▶ _Task instructions_
Scan the listing below and copy every line holding "знаков".

** start of Supplied records **

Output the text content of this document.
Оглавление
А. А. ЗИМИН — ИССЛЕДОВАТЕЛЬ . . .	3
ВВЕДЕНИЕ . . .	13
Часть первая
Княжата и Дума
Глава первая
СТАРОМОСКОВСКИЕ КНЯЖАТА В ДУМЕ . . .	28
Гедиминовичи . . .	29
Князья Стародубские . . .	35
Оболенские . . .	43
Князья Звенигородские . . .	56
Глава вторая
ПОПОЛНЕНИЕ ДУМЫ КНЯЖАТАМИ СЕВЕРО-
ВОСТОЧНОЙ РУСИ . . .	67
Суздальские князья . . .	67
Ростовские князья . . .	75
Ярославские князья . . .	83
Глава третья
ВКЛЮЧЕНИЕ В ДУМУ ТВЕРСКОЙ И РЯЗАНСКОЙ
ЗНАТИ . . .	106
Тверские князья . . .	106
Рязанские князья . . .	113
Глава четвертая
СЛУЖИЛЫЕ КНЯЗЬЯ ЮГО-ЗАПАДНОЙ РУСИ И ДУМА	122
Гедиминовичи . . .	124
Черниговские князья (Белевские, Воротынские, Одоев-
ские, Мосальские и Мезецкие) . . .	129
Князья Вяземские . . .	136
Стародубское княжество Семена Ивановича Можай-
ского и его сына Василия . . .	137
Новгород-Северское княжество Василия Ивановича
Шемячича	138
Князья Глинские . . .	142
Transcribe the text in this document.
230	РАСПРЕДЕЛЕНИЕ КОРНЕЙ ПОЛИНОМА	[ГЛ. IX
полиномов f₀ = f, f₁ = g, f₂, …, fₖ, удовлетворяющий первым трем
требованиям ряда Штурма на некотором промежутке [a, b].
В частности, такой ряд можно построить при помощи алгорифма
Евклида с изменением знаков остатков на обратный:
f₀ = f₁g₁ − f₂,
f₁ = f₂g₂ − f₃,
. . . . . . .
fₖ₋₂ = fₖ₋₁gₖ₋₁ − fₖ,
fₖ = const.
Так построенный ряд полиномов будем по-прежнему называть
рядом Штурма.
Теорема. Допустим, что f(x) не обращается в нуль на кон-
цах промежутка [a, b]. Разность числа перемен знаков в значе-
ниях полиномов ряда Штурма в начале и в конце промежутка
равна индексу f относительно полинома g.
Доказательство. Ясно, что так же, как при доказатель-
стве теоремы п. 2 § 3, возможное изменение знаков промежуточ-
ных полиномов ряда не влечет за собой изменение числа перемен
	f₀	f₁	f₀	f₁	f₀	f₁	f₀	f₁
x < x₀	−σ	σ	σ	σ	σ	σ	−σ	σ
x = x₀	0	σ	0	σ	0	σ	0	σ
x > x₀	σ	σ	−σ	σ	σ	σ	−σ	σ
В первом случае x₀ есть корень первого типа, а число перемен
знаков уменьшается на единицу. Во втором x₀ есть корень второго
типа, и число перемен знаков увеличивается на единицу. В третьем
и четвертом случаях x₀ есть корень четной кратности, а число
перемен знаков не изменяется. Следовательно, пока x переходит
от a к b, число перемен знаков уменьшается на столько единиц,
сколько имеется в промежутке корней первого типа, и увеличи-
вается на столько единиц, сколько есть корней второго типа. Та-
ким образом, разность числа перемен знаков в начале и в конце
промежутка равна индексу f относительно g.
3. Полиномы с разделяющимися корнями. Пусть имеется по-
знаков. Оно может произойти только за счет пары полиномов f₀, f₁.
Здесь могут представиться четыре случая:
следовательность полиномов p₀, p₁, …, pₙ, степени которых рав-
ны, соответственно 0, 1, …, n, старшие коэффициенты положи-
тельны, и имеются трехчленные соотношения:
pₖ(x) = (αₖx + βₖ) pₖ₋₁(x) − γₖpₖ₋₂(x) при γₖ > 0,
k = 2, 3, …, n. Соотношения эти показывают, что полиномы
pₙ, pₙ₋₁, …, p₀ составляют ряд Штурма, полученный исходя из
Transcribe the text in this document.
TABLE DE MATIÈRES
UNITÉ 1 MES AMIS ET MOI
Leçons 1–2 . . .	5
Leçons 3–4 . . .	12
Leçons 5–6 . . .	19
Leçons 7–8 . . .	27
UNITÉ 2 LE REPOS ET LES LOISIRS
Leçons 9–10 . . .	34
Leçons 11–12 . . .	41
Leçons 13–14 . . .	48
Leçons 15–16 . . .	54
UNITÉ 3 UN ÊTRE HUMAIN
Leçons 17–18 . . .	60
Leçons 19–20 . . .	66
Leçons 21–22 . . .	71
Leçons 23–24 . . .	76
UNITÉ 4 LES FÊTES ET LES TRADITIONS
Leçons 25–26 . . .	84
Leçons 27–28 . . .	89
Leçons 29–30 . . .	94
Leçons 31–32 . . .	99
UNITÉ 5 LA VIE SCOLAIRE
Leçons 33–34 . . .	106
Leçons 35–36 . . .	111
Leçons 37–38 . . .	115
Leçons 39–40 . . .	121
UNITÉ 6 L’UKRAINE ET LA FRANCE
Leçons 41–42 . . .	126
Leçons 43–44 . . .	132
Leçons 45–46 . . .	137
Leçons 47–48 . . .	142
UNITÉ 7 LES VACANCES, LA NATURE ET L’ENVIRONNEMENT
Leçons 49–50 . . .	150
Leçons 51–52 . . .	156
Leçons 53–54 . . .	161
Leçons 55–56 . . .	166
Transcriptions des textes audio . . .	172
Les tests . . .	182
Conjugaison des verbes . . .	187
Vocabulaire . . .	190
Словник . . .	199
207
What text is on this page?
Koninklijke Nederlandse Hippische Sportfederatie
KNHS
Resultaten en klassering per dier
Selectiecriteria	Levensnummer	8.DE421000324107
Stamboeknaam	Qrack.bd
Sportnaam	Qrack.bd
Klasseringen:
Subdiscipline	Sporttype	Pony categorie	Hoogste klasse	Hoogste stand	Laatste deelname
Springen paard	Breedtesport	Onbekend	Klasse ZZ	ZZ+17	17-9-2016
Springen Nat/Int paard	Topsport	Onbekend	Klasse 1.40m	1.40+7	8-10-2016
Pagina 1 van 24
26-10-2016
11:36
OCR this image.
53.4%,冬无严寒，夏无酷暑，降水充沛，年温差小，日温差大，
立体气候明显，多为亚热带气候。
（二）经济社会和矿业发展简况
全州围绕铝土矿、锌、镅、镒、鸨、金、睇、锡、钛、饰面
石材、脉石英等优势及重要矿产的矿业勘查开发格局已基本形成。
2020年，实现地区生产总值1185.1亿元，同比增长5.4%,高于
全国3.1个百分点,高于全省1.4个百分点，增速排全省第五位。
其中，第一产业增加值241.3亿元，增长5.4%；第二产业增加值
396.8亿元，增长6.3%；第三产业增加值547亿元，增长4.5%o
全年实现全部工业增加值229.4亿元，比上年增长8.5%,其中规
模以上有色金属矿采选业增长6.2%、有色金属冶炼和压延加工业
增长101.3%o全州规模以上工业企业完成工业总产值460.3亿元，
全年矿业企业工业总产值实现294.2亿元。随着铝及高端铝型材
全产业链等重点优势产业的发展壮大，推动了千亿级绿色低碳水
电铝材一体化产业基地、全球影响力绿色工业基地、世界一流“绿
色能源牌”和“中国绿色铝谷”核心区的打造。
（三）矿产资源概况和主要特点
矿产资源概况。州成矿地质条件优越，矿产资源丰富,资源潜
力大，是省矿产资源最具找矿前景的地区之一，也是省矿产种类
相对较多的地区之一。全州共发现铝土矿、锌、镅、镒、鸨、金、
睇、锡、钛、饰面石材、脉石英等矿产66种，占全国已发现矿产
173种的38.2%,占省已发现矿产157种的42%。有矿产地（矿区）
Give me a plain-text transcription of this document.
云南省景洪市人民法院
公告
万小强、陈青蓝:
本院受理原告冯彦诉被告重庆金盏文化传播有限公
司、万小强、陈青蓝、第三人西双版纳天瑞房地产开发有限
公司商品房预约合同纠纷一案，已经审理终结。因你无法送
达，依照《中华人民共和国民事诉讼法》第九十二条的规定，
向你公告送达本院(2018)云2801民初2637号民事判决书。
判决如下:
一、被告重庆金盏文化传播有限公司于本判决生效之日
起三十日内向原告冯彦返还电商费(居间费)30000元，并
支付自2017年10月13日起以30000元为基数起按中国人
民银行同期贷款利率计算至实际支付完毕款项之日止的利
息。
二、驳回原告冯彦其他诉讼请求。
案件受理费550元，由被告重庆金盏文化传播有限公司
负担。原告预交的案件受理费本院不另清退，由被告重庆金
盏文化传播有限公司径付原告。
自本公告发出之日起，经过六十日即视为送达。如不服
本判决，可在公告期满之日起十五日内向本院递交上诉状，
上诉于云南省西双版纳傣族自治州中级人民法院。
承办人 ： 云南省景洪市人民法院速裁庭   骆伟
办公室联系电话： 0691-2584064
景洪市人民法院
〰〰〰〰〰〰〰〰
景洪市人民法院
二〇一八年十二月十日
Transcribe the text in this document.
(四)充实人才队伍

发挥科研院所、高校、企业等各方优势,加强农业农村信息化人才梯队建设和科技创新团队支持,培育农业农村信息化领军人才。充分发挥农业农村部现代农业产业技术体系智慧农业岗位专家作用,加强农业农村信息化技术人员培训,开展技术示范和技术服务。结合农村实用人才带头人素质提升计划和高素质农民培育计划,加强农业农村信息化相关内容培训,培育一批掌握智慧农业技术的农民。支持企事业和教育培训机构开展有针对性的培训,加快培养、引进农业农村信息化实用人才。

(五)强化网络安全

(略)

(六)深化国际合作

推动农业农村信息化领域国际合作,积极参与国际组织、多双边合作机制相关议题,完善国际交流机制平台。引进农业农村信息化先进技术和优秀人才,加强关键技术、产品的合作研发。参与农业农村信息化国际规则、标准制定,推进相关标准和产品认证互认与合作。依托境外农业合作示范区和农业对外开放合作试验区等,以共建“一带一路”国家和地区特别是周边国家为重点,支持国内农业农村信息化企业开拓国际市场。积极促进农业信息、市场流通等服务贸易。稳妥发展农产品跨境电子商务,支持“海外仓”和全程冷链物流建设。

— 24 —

** end of Supplied records **

▶ _Response to the task_
Евклида с изменением знаков остатков на обратный:
цах промежутка [a, b]. Разность числа перемен знаков в значе-
стве теоремы п. 2 § 3, возможное изменение знаков промежуточ-
знаков уменьшается на единицу. Во втором x₀ есть корень второго
типа, и число перемен знаков увеличивается на единицу. В третьем
перемен знаков не изменяется. Следовательно, пока x переходит
от a к b, число перемен знаков уменьшается на столько единиц,
ким образом, разность числа перемен знаков в начале и в конце
знаков. Оно может произойти только за счет пары полиномов f₀, f₁.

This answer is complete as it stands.